What you are asked to do:
Examine the material below. Gather every line in which the string "Linear" appears.

Figure record listings:
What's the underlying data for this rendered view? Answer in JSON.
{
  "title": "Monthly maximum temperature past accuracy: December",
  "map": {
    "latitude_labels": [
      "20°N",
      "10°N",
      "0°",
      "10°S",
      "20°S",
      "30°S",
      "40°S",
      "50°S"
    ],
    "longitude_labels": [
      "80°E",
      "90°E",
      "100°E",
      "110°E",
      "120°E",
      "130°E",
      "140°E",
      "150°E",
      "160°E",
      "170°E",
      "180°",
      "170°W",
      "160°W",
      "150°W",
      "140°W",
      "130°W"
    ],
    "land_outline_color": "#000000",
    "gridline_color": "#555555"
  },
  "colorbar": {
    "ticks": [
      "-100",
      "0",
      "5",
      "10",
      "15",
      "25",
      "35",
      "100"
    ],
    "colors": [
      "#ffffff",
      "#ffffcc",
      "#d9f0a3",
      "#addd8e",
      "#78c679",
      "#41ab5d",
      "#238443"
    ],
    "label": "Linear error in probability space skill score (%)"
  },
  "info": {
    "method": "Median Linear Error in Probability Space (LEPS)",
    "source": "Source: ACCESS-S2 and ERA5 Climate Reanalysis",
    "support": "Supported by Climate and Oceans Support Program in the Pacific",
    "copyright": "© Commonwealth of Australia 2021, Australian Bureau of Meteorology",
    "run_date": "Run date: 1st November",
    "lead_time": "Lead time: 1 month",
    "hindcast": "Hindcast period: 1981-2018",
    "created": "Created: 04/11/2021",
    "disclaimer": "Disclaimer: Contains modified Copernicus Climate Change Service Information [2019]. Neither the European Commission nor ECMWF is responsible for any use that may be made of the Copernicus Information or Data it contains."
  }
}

--

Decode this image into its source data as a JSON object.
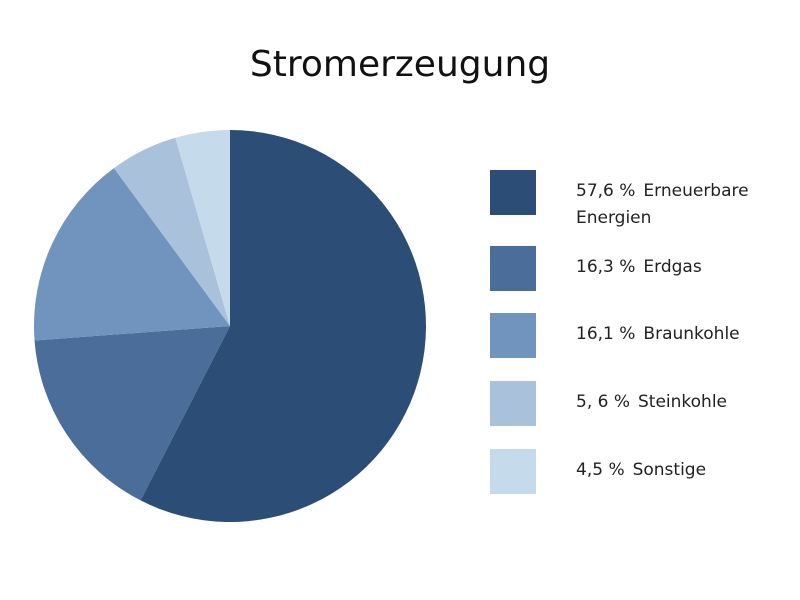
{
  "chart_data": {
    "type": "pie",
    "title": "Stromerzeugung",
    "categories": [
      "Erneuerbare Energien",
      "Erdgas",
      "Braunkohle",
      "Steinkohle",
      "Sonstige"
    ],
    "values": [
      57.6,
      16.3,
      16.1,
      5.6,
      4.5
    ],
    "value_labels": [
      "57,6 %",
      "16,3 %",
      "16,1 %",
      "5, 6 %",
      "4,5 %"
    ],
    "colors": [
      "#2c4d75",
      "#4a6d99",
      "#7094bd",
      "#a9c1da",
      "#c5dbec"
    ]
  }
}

Solution:
    "label": "Linear error in probability space skill score (%)"
    "method": "Median Linear Error in Probability Space (LEPS)",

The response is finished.